▸ Task details
Copy the listing below in full and skip every picture.

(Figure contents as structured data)

────────────────

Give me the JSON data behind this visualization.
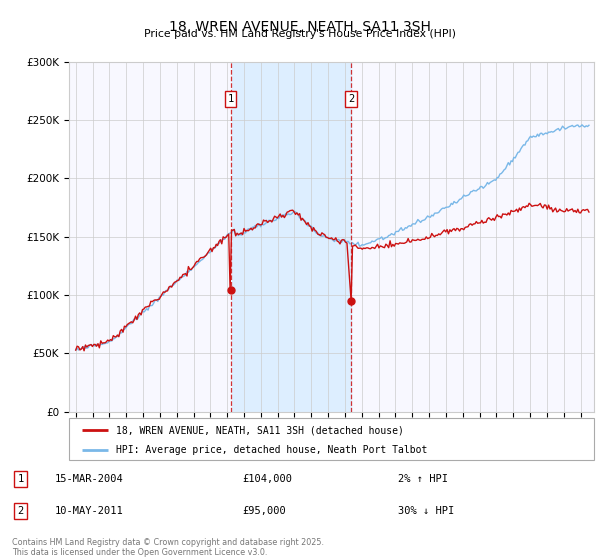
{
  "title": "18, WREN AVENUE, NEATH, SA11 3SH",
  "subtitle": "Price paid vs. HM Land Registry's House Price Index (HPI)",
  "ylim": [
    0,
    300000
  ],
  "yticks": [
    0,
    50000,
    100000,
    150000,
    200000,
    250000,
    300000
  ],
  "hpi_color": "#7ab8e8",
  "price_color": "#cc1111",
  "sale1_year": 2004.21,
  "sale1_price": 104000,
  "sale2_year": 2011.37,
  "sale2_price": 95000,
  "shade_color": "#ddeeff",
  "vline_color": "#cc1111",
  "legend_label_red": "18, WREN AVENUE, NEATH, SA11 3SH (detached house)",
  "legend_label_blue": "HPI: Average price, detached house, Neath Port Talbot",
  "footer": "Contains HM Land Registry data © Crown copyright and database right 2025.\nThis data is licensed under the Open Government Licence v3.0.",
  "x_start_year": 1995,
  "x_end_year": 2025,
  "bg_color": "#f8f8ff"
}
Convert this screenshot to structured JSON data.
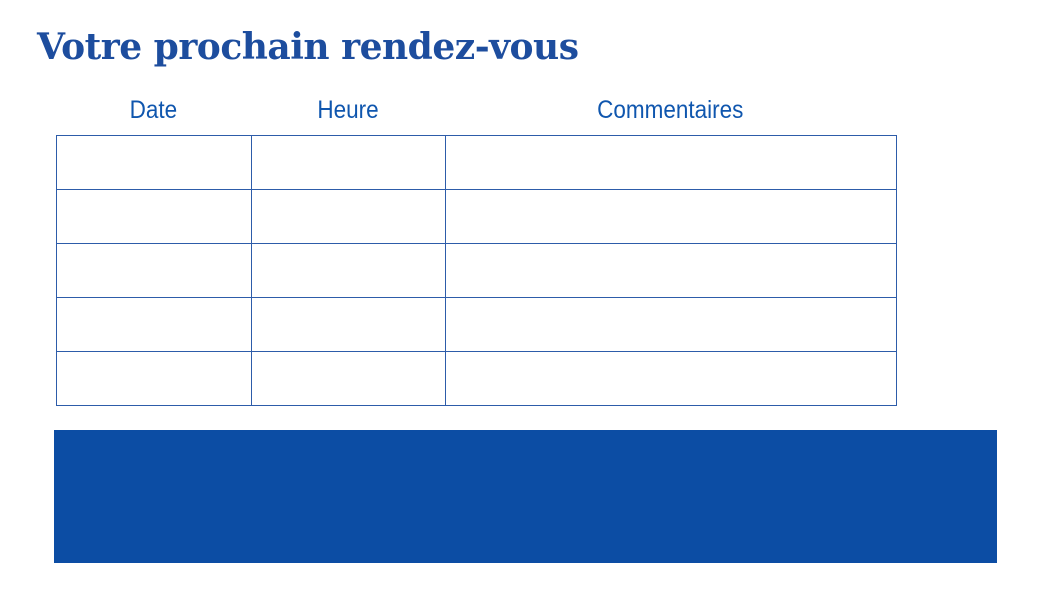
{
  "page": {
    "title": "Votre prochain rendez-vous"
  },
  "table": {
    "columns": [
      {
        "key": "date",
        "label": "Date"
      },
      {
        "key": "heure",
        "label": "Heure"
      },
      {
        "key": "commentaires",
        "label": "Commentaires"
      }
    ],
    "row_count": 5,
    "cells": [
      [
        "",
        "",
        ""
      ],
      [
        "",
        "",
        ""
      ],
      [
        "",
        "",
        ""
      ],
      [
        "",
        "",
        ""
      ],
      [
        "",
        "",
        ""
      ]
    ]
  },
  "banner": {
    "text": ""
  },
  "colors": {
    "title_text": "#1D4D9E",
    "header_text": "#0F56AE",
    "table_border": "#2D5CA9",
    "banner_fill": "#0C4DA4",
    "background": "#FFFFFF"
  }
}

────────────────

▸ Reply to the exercise
Give me the JSON data behind this visualization.
{
  "title": "18, WREN AVENUE, NEATH, SA11 3SH",
  "subtitle": "Price paid vs. HM Land Registry's House Price Index (HPI)",
  "ylim": [
    0,
    300000
  ],
  "yticks": [
    0,
    50000,
    100000,
    150000,
    200000,
    250000,
    300000
  ],
  "hpi_color": "#7ab8e8",
  "price_color": "#cc1111",
  "sale1_year": 2004.21,
  "sale1_price": 104000,
  "sale2_year": 2011.37,
  "sale2_price": 95000,
  "shade_color": "#ddeeff",
  "vline_color": "#cc1111",
  "legend_label_red": "18, WREN AVENUE, NEATH, SA11 3SH (detached house)",
  "legend_label_blue": "HPI: Average price, detached house, Neath Port Talbot",
  "footer": "Contains HM Land Registry data © Crown copyright and database right 2025.\nThis data is licensed under the Open Government Licence v3.0.",
  "x_start_year": 1995,
  "x_end_year": 2025,
  "bg_color": "#f8f8ff"
}
Convert this screenshot to structured JSON data.
{
  "page": {
    "title": "Votre prochain rendez-vous"
  },
  "table": {
    "columns": [
      {
        "key": "date",
        "label": "Date"
      },
      {
        "key": "heure",
        "label": "Heure"
      },
      {
        "key": "commentaires",
        "label": "Commentaires"
      }
    ],
    "row_count": 5,
    "cells": [
      [
        "",
        "",
        ""
      ],
      [
        "",
        "",
        ""
      ],
      [
        "",
        "",
        ""
      ],
      [
        "",
        "",
        ""
      ],
      [
        "",
        "",
        ""
      ]
    ]
  },
  "banner": {
    "text": ""
  },
  "colors": {
    "title_text": "#1D4D9E",
    "header_text": "#0F56AE",
    "table_border": "#2D5CA9",
    "banner_fill": "#0C4DA4",
    "background": "#FFFFFF"
  }
}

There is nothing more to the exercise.